* **SET PROBLEM**: Quote the listing below in full and exactly as written, but omit every picture.

* **EXERCISE DATA**:
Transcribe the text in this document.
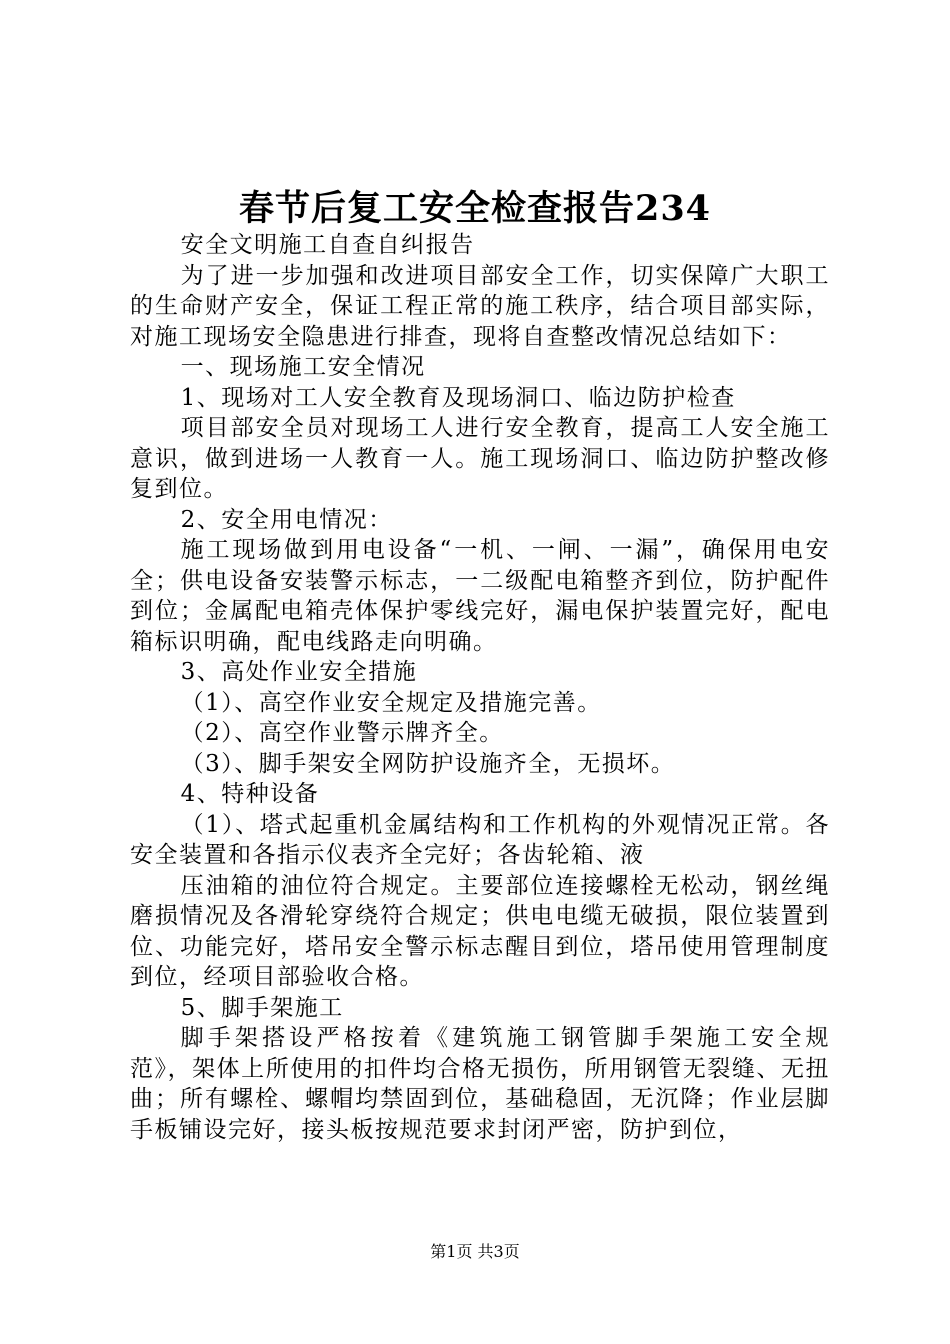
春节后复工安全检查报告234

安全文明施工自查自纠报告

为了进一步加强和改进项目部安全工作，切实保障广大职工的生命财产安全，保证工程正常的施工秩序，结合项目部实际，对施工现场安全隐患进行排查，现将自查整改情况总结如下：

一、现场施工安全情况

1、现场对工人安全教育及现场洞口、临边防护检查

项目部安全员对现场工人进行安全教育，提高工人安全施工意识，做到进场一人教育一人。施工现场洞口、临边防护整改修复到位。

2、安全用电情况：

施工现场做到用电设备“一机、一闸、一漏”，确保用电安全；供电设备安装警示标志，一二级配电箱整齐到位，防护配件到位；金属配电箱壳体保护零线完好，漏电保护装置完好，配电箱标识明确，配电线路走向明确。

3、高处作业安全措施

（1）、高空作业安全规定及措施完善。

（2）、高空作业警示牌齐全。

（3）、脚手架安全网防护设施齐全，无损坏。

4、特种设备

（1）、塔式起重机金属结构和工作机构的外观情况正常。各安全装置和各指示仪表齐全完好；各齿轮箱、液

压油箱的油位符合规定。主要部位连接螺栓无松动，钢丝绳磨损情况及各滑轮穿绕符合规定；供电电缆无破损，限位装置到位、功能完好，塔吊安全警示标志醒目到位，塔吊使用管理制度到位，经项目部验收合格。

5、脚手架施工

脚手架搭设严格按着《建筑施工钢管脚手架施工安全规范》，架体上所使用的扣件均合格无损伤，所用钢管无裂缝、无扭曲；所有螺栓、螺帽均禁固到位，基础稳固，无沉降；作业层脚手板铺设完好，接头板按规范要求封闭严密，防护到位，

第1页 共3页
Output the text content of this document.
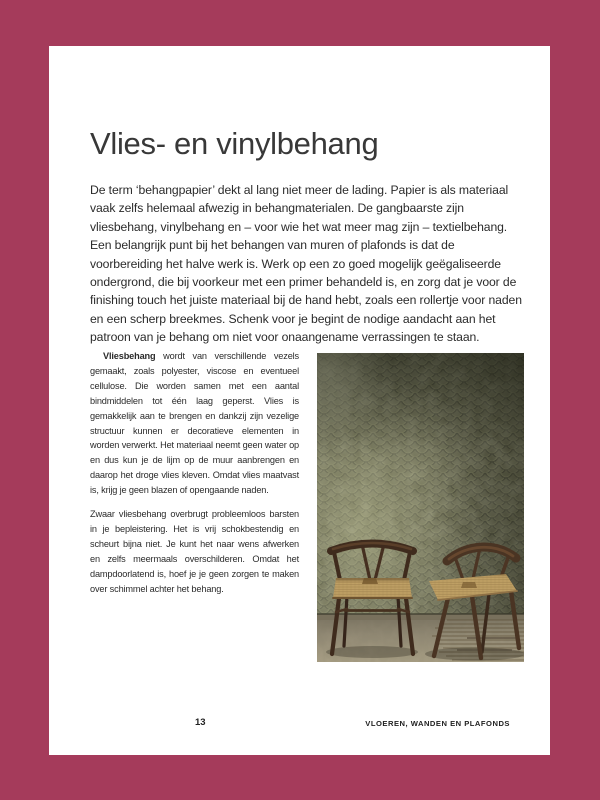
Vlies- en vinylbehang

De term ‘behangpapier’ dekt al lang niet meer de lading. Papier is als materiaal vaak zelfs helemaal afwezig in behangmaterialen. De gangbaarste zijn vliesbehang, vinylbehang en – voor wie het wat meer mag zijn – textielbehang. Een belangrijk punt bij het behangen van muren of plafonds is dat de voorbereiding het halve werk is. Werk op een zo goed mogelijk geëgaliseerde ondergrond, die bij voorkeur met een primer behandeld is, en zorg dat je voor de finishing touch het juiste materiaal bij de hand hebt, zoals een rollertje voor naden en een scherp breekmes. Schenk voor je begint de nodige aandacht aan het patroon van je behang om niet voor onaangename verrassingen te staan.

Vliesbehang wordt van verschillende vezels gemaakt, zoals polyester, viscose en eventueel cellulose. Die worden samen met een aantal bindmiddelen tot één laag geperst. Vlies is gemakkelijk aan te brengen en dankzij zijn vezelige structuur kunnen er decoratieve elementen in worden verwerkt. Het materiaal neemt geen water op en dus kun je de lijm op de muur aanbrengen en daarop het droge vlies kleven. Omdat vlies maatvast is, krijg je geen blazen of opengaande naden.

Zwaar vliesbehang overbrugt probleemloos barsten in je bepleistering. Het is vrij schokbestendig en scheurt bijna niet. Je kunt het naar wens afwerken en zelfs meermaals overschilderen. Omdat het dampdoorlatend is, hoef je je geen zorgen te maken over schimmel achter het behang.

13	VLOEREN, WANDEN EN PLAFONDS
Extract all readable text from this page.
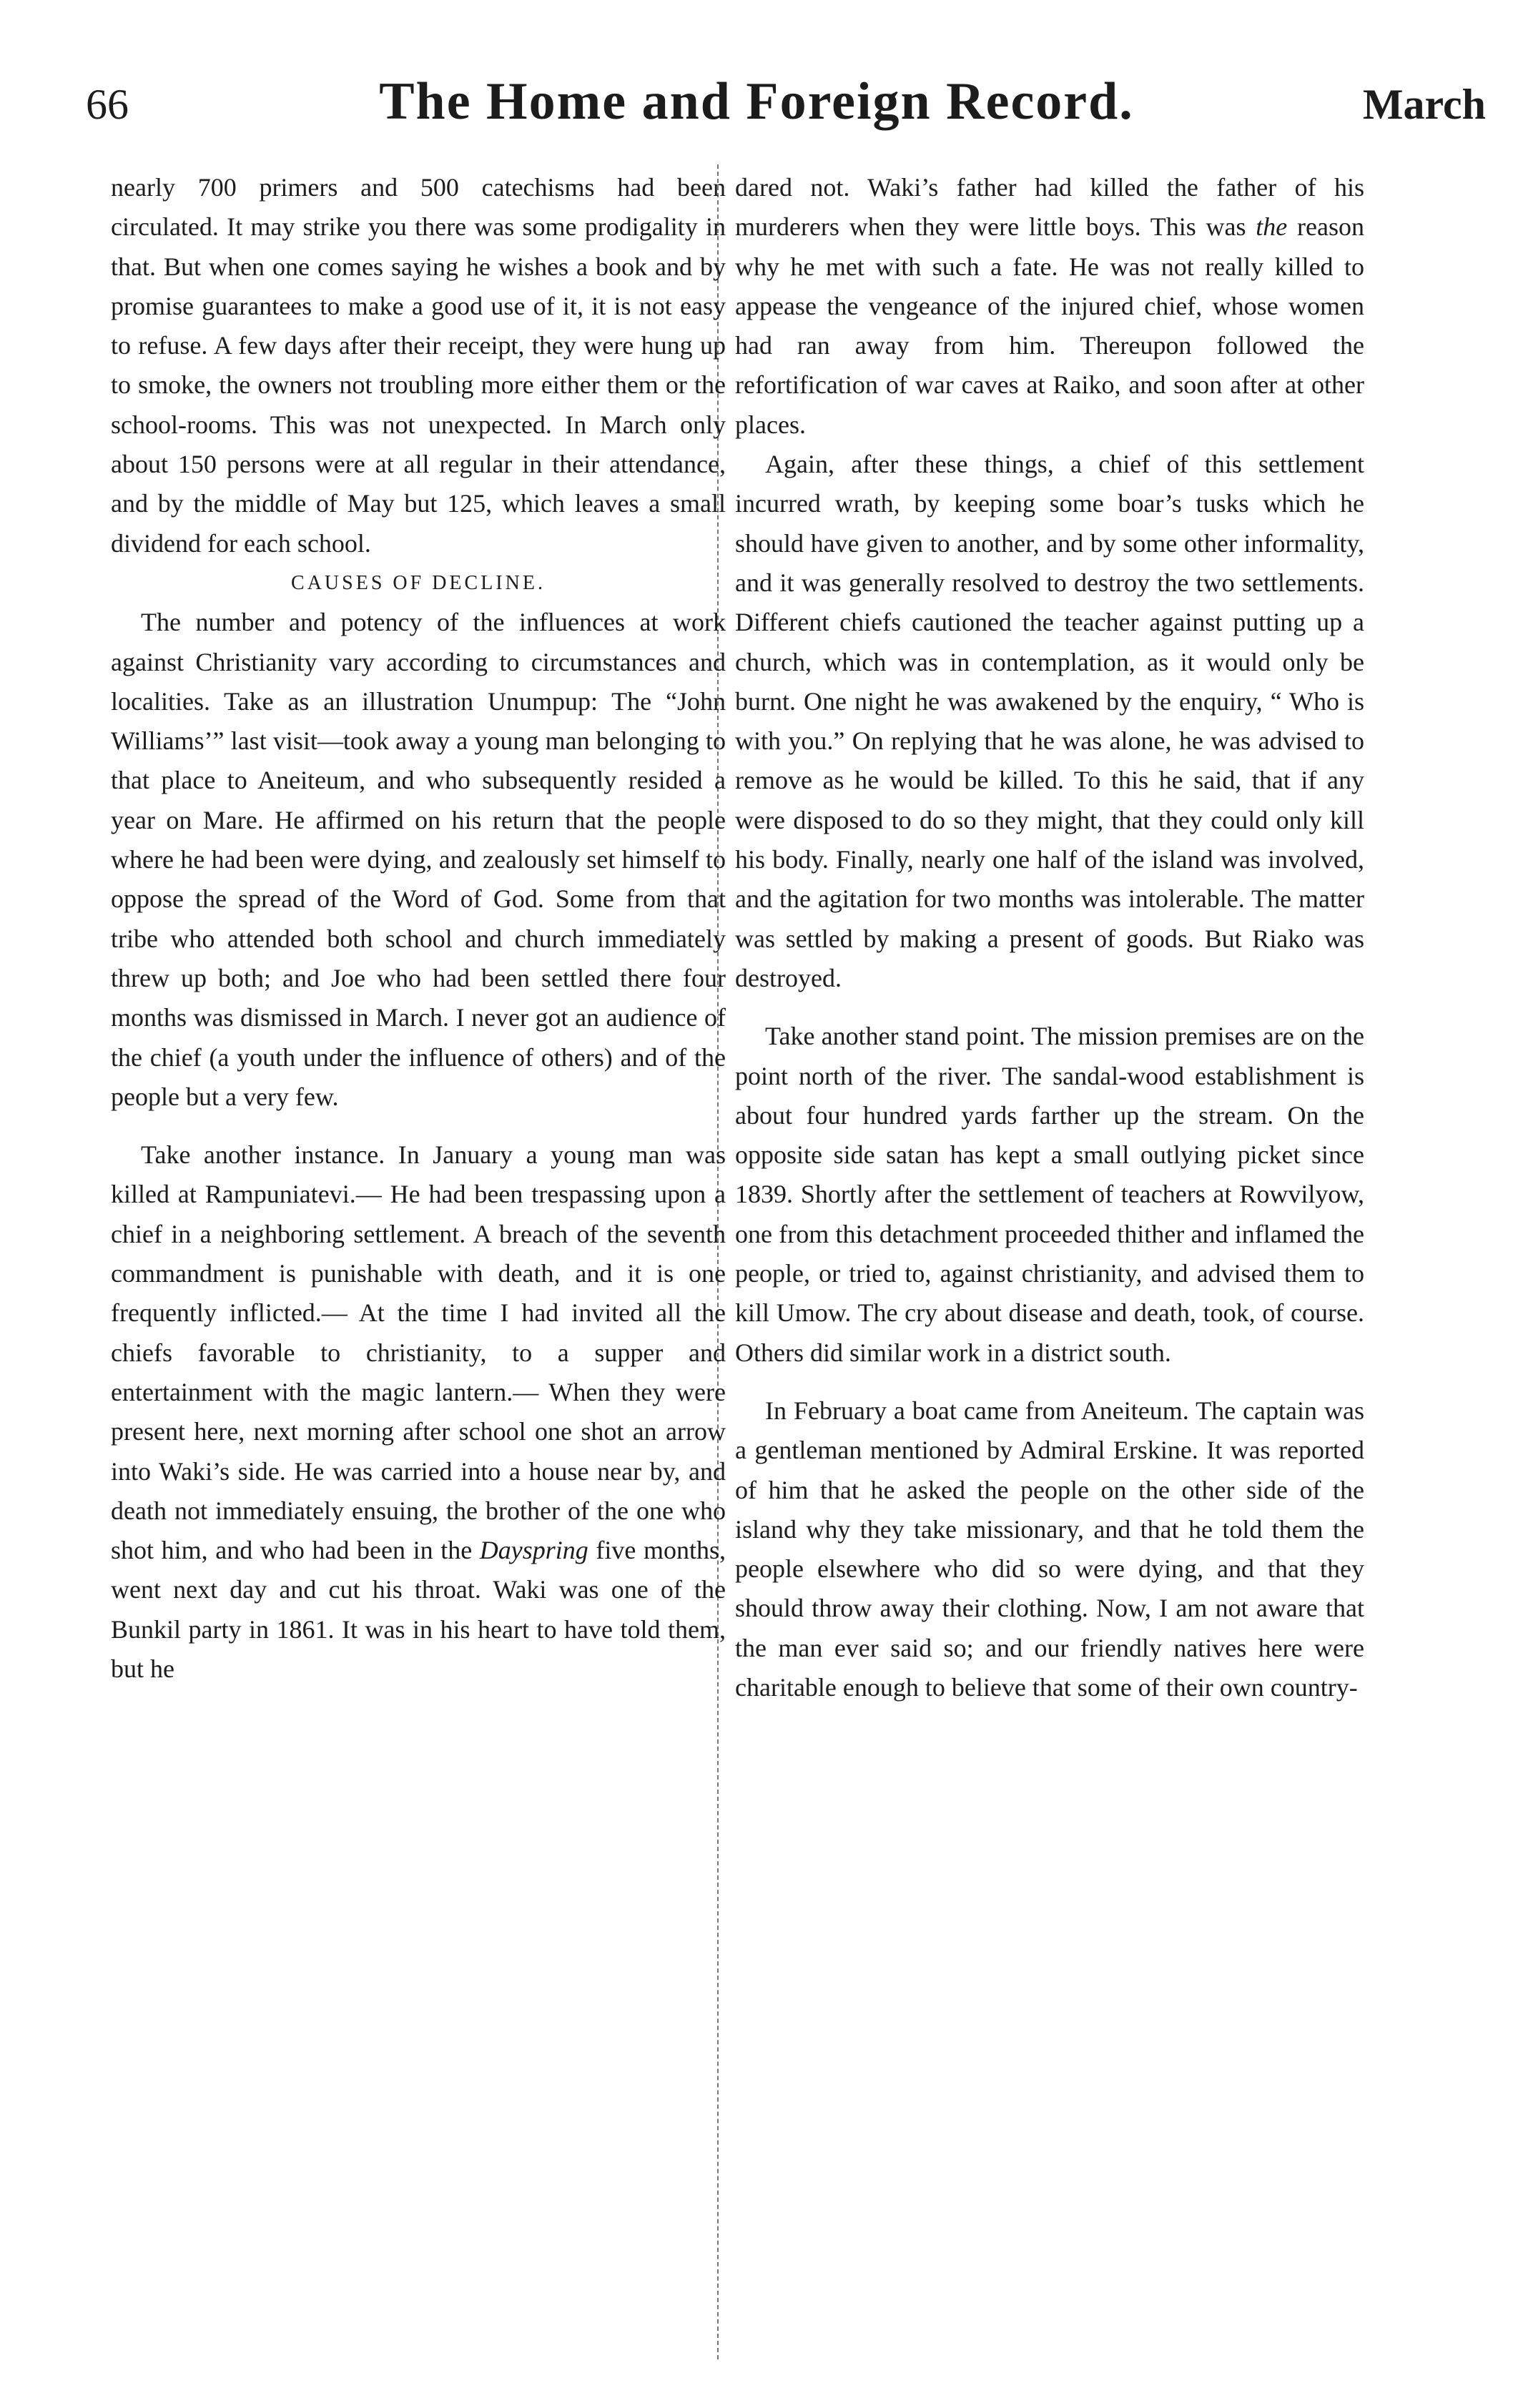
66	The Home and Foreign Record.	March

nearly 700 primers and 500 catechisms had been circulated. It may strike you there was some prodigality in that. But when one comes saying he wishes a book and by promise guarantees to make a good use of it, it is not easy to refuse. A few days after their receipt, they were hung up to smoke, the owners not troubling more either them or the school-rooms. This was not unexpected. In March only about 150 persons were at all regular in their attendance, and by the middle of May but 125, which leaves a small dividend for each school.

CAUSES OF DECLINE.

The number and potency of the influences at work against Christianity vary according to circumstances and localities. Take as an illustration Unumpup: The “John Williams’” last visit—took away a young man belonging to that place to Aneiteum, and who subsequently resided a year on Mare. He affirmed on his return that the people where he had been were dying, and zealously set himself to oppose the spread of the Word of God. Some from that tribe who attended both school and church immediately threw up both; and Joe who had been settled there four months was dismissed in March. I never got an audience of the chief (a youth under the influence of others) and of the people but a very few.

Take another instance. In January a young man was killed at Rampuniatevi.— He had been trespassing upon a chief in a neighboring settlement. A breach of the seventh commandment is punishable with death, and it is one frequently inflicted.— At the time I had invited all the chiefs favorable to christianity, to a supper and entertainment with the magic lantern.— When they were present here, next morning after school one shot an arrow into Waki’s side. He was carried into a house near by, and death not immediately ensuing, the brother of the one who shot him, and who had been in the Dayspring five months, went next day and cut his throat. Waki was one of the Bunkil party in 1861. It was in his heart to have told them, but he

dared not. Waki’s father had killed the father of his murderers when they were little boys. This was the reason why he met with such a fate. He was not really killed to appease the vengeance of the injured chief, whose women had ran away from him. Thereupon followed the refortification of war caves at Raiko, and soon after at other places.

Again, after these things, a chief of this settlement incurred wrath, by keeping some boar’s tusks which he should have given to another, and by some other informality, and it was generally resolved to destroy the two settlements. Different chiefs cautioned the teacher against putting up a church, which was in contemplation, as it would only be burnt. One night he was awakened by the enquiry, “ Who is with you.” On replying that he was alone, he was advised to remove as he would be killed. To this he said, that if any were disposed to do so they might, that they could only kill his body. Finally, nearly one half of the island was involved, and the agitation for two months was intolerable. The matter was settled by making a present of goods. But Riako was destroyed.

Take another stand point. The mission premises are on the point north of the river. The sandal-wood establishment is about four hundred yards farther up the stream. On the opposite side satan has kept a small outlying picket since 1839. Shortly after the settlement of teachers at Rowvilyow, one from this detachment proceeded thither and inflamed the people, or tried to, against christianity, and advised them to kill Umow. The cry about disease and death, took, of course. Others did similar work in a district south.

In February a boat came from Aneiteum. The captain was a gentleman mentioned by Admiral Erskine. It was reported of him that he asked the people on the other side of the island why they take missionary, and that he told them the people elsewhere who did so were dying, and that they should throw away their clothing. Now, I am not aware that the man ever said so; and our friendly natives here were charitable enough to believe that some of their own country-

* **EXPECTED OUTPUT**:
Transcribe the text in this document.
春节后复工安全检查报告234

安全文明施工自查自纠报告

为了进一步加强和改进项目部安全工作，切实保障广大职工的生命财产安全，保证工程正常的施工秩序，结合项目部实际，对施工现场安全隐患进行排查，现将自查整改情况总结如下：

一、现场施工安全情况

1、现场对工人安全教育及现场洞口、临边防护检查

项目部安全员对现场工人进行安全教育，提高工人安全施工意识，做到进场一人教育一人。施工现场洞口、临边防护整改修复到位。

2、安全用电情况：

施工现场做到用电设备“一机、一闸、一漏”，确保用电安全；供电设备安装警示标志，一二级配电箱整齐到位，防护配件到位；金属配电箱壳体保护零线完好，漏电保护装置完好，配电箱标识明确，配电线路走向明确。

3、高处作业安全措施

（1）、高空作业安全规定及措施完善。

（2）、高空作业警示牌齐全。

（3）、脚手架安全网防护设施齐全，无损坏。

4、特种设备

（1）、塔式起重机金属结构和工作机构的外观情况正常。各安全装置和各指示仪表齐全完好；各齿轮箱、液

压油箱的油位符合规定。主要部位连接螺栓无松动，钢丝绳磨损情况及各滑轮穿绕符合规定；供电电缆无破损，限位装置到位、功能完好，塔吊安全警示标志醒目到位，塔吊使用管理制度到位，经项目部验收合格。

5、脚手架施工

脚手架搭设严格按着《建筑施工钢管脚手架施工安全规范》，架体上所使用的扣件均合格无损伤，所用钢管无裂缝、无扭曲；所有螺栓、螺帽均禁固到位，基础稳固，无沉降；作业层脚手板铺设完好，接头板按规范要求封闭严密，防护到位，

第1页 共3页
Output the text content of this document.
Vlies- en vinylbehang

De term ‘behangpapier’ dekt al lang niet meer de lading. Papier is als materiaal vaak zelfs helemaal afwezig in behangmaterialen. De gangbaarste zijn vliesbehang, vinylbehang en – voor wie het wat meer mag zijn – textielbehang. Een belangrijk punt bij het behangen van muren of plafonds is dat de voorbereiding het halve werk is. Werk op een zo goed mogelijk geëgaliseerde ondergrond, die bij voorkeur met een primer behandeld is, en zorg dat je voor de finishing touch het juiste materiaal bij de hand hebt, zoals een rollertje voor naden en een scherp breekmes. Schenk voor je begint de nodige aandacht aan het patroon van je behang om niet voor onaangename verrassingen te staan.

Vliesbehang wordt van verschillende vezels gemaakt, zoals polyester, viscose en eventueel cellulose. Die worden samen met een aantal bindmiddelen tot één laag geperst. Vlies is gemakkelijk aan te brengen en dankzij zijn vezelige structuur kunnen er decoratieve elementen in worden verwerkt. Het materiaal neemt geen water op en dus kun je de lijm op de muur aanbrengen en daarop het droge vlies kleven. Omdat vlies maatvast is, krijg je geen blazen of opengaande naden.

Zwaar vliesbehang overbrugt probleemloos barsten in je bepleistering. Het is vrij schokbestendig en scheurt bijna niet. Je kunt het naar wens afwerken en zelfs meermaals overschilderen. Omdat het dampdoorlatend is, hoef je je geen zorgen te maken over schimmel achter het behang.

13	VLOEREN, WANDEN EN PLAFONDS
Extract all readable text from this page.
66	The Home and Foreign Record.	March

nearly 700 primers and 500 catechisms had been circulated. It may strike you there was some prodigality in that. But when one comes saying he wishes a book and by promise guarantees to make a good use of it, it is not easy to refuse. A few days after their receipt, they were hung up to smoke, the owners not troubling more either them or the school-rooms. This was not unexpected. In March only about 150 persons were at all regular in their attendance, and by the middle of May but 125, which leaves a small dividend for each school.

CAUSES OF DECLINE.

The number and potency of the influences at work against Christianity vary according to circumstances and localities. Take as an illustration Unumpup: The “John Williams’” last visit—took away a young man belonging to that place to Aneiteum, and who subsequently resided a year on Mare. He affirmed on his return that the people where he had been were dying, and zealously set himself to oppose the spread of the Word of God. Some from that tribe who attended both school and church immediately threw up both; and Joe who had been settled there four months was dismissed in March. I never got an audience of the chief (a youth under the influence of others) and of the people but a very few.

Take another instance. In January a young man was killed at Rampuniatevi.— He had been trespassing upon a chief in a neighboring settlement. A breach of the seventh commandment is punishable with death, and it is one frequently inflicted.— At the time I had invited all the chiefs favorable to christianity, to a supper and entertainment with the magic lantern.— When they were present here, next morning after school one shot an arrow into Waki’s side. He was carried into a house near by, and death not immediately ensuing, the brother of the one who shot him, and who had been in the Dayspring five months, went next day and cut his throat. Waki was one of the Bunkil party in 1861. It was in his heart to have told them, but he

dared not. Waki’s father had killed the father of his murderers when they were little boys. This was the reason why he met with such a fate. He was not really killed to appease the vengeance of the injured chief, whose women had ran away from him. Thereupon followed the refortification of war caves at Raiko, and soon after at other places.

Again, after these things, a chief of this settlement incurred wrath, by keeping some boar’s tusks which he should have given to another, and by some other informality, and it was generally resolved to destroy the two settlements. Different chiefs cautioned the teacher against putting up a church, which was in contemplation, as it would only be burnt. One night he was awakened by the enquiry, “ Who is with you.” On replying that he was alone, he was advised to remove as he would be killed. To this he said, that if any were disposed to do so they might, that they could only kill his body. Finally, nearly one half of the island was involved, and the agitation for two months was intolerable. The matter was settled by making a present of goods. But Riako was destroyed.

Take another stand point. The mission premises are on the point north of the river. The sandal-wood establishment is about four hundred yards farther up the stream. On the opposite side satan has kept a small outlying picket since 1839. Shortly after the settlement of teachers at Rowvilyow, one from this detachment proceeded thither and inflamed the people, or tried to, against christianity, and advised them to kill Umow. The cry about disease and death, took, of course. Others did similar work in a district south.

In February a boat came from Aneiteum. The captain was a gentleman mentioned by Admiral Erskine. It was reported of him that he asked the people on the other side of the island why they take missionary, and that he told them the people elsewhere who did so were dying, and that they should throw away their clothing. Now, I am not aware that the man ever said so; and our friendly natives here were charitable enough to believe that some of their own country-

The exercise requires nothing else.